◆ Required work ◆
Below are records; count the lines that contain "окружного" and give only the total.
-- Start of Information shown --
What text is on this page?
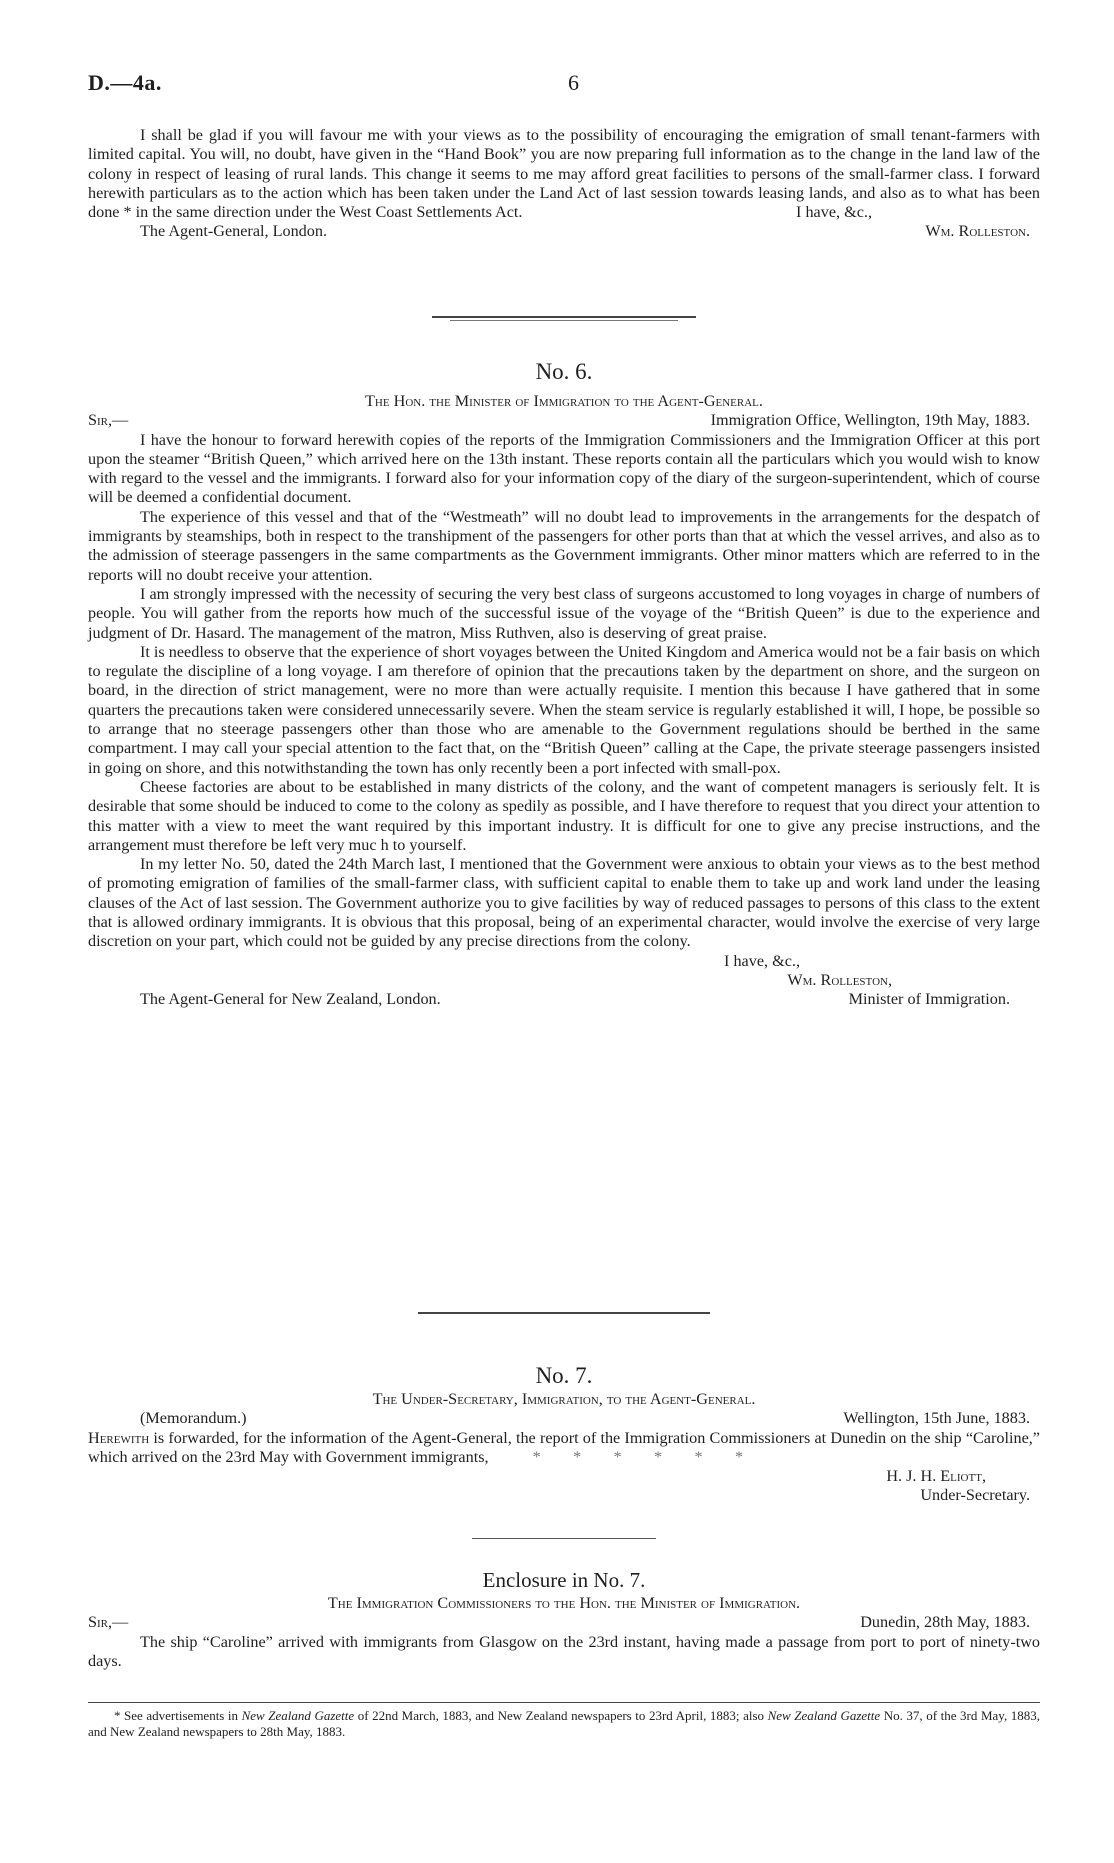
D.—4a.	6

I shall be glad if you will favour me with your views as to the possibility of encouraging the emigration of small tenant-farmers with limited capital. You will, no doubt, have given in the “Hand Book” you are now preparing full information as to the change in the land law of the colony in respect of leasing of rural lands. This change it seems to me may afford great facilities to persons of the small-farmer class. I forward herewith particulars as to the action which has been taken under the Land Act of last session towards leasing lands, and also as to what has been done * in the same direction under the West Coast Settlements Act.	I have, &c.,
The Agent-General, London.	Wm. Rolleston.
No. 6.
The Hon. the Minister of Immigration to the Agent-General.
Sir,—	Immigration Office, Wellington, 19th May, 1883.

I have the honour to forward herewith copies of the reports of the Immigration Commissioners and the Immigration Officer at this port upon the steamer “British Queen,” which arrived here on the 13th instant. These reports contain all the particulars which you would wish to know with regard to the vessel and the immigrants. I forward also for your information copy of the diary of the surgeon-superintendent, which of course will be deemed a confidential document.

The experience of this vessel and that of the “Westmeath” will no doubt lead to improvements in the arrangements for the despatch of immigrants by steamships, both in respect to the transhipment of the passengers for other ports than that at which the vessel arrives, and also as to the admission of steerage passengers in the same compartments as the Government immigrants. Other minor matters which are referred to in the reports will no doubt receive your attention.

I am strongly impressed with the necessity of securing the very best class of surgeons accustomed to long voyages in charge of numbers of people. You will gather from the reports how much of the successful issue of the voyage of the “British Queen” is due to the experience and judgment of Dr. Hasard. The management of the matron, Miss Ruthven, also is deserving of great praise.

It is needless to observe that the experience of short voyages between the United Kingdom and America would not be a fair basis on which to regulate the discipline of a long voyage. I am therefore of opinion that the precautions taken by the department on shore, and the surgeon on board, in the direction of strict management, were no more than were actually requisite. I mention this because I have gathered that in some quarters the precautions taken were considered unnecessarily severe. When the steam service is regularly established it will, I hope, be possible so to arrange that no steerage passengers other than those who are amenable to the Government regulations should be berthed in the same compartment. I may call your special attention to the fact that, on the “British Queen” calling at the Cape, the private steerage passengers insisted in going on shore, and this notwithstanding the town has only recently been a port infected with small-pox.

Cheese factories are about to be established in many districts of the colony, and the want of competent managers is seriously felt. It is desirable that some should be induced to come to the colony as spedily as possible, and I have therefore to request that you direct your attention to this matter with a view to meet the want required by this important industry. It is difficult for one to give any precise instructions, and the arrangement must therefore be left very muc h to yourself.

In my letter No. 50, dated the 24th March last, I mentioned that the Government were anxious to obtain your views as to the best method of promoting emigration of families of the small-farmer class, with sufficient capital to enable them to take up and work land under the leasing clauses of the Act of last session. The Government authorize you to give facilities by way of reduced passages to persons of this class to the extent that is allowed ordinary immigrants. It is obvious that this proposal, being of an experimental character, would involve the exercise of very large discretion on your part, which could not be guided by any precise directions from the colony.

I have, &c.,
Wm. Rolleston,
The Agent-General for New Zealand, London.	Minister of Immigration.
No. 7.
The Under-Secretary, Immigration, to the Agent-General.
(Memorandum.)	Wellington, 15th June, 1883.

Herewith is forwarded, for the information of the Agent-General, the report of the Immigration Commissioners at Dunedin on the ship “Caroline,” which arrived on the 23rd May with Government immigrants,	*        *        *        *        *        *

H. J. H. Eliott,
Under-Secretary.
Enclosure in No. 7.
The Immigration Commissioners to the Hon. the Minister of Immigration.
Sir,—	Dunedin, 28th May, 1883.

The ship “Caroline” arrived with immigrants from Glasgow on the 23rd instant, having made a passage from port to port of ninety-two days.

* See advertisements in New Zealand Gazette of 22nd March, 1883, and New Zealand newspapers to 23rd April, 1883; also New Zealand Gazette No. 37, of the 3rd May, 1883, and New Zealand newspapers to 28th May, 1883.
-- End of Information shown --
-- Start of Information shown --
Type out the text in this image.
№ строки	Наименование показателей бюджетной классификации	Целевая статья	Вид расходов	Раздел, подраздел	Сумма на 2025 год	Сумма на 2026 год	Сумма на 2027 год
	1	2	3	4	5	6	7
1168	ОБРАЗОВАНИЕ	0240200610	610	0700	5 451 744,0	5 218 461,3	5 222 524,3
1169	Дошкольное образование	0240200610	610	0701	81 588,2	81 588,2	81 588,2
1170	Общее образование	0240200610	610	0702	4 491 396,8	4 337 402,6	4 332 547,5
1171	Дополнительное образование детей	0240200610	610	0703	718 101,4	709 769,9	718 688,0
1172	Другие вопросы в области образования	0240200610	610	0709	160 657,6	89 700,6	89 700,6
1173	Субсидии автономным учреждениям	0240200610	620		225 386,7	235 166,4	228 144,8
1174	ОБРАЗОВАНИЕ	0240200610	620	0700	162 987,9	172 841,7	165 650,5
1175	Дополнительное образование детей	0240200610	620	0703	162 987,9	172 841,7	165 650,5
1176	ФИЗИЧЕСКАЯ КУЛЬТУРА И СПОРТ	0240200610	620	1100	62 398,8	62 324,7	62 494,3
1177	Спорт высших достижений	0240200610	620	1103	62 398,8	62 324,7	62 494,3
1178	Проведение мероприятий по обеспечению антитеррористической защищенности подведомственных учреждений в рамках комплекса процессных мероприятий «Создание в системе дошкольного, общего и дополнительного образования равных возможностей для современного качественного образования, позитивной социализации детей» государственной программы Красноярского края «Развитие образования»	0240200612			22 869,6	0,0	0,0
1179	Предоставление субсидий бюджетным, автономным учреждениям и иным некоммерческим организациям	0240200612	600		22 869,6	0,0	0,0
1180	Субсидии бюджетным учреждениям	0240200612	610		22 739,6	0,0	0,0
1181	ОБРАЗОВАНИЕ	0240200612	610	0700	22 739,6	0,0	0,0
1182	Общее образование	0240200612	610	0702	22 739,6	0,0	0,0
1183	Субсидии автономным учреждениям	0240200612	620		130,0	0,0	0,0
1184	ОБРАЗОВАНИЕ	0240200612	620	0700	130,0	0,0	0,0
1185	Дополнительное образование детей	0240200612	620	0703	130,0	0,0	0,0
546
-- End of Information shown --
-- Start of Information shown --
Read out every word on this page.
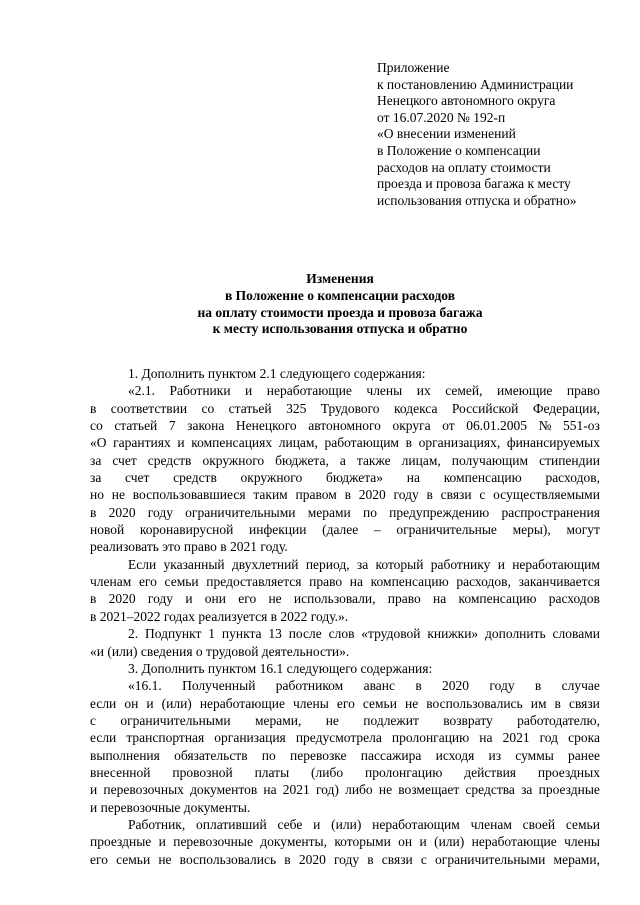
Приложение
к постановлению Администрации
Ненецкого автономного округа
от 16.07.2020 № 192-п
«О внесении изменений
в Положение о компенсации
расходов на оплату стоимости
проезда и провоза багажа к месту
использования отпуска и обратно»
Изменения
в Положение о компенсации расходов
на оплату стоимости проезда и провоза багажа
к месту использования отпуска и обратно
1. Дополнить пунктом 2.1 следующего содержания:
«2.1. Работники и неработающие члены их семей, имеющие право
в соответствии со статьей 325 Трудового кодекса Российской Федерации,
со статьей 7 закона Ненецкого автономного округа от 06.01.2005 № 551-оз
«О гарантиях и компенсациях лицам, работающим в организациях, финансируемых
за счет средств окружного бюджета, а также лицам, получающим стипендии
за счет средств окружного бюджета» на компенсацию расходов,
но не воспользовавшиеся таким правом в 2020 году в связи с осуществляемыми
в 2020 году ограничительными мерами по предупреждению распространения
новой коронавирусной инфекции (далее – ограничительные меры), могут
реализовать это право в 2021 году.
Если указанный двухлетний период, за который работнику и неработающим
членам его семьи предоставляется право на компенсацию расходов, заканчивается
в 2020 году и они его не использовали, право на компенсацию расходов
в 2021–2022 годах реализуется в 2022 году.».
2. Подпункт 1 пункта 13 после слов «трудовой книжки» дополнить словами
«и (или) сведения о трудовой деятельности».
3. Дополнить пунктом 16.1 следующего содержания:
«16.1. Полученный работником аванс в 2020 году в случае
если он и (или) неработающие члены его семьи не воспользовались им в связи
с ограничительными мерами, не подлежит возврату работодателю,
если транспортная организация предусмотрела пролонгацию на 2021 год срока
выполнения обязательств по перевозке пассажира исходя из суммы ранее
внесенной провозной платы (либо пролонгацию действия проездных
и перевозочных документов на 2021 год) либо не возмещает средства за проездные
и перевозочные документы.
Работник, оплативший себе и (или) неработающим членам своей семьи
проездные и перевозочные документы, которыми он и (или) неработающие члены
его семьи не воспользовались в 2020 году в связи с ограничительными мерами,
-- End of Information shown --
◆ Finished exercise ◆
2